The problem =>
Are you able to quote each entry exactly as written?

Data =>
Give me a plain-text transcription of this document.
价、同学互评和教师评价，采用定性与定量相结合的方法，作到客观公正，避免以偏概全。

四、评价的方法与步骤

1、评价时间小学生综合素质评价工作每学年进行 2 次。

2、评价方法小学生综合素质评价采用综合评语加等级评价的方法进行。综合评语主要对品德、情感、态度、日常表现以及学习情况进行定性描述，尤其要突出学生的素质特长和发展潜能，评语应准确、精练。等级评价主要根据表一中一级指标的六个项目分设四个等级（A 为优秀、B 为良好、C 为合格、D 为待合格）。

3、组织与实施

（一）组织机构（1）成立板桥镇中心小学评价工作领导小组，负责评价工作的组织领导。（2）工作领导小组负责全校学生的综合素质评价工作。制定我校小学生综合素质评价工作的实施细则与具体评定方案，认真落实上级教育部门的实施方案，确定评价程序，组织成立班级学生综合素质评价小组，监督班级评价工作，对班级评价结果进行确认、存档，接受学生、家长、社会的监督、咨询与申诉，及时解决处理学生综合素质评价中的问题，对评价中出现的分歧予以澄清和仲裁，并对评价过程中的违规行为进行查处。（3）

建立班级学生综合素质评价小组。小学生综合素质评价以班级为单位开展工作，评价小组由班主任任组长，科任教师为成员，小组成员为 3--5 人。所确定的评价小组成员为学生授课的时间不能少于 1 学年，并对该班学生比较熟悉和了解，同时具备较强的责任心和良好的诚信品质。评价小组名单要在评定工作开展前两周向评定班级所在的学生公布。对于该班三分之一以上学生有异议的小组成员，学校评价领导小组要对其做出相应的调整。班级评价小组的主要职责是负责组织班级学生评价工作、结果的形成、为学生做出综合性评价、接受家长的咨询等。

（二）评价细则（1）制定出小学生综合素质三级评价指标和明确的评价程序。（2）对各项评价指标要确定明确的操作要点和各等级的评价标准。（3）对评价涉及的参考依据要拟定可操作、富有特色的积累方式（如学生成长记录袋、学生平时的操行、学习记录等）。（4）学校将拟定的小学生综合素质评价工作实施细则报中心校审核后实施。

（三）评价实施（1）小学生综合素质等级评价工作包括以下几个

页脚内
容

Answer to this task =>
Give me a plain-text transcription of this document.
价、同学互评和教师评价，采用定性与定量相结合的方法，作到客观公正，避免以偏概全。

四、评价的方法与步骤

1、评价时间小学生综合素质评价工作每学年进行 2 次。

2、评价方法小学生综合素质评价采用综合评语加等级评价的方法进行。综合评语主要对品德、情感、态度、日常表现以及学习情况进行定性描述，尤其要突出学生的素质特长和发展潜能，评语应准确、精练。等级评价主要根据表一中一级指标的六个项目分设四个等级（A 为优秀、B 为良好、C 为合格、D 为待合格）。

3、组织与实施

（一）组织机构（1）成立板桥镇中心小学评价工作领导小组，负责评价工作的组织领导。（2）工作领导小组负责全校学生的综合素质评价工作。制定我校小学生综合素质评价工作的实施细则与具体评定方案，认真落实上级教育部门的实施方案，确定评价程序，组织成立班级学生综合素质评价小组，监督班级评价工作，对班级评价结果进行确认、存档，接受学生、家长、社会的监督、咨询与申诉，及时解决处理学生综合素质评价中的问题，对评价中出现的分歧予以澄清和仲裁，并对评价过程中的违规行为进行查处。（3）

建立班级学生综合素质评价小组。小学生综合素质评价以班级为单位开展工作，评价小组由班主任任组长，科任教师为成员，小组成员为 3--5 人。所确定的评价小组成员为学生授课的时间不能少于 1 学年，并对该班学生比较熟悉和了解，同时具备较强的责任心和良好的诚信品质。评价小组名单要在评定工作开展前两周向评定班级所在的学生公布。对于该班三分之一以上学生有异议的小组成员，学校评价领导小组要对其做出相应的调整。班级评价小组的主要职责是负责组织班级学生评价工作、结果的形成、为学生做出综合性评价、接受家长的咨询等。

（二）评价细则（1）制定出小学生综合素质三级评价指标和明确的评价程序。（2）对各项评价指标要确定明确的操作要点和各等级的评价标准。（3）对评价涉及的参考依据要拟定可操作、富有特色的积累方式（如学生成长记录袋、学生平时的操行、学习记录等）。（4）学校将拟定的小学生综合素质评价工作实施细则报中心校审核后实施。

（三）评价实施（1）小学生综合素质等级评价工作包括以下几个

页脚内
容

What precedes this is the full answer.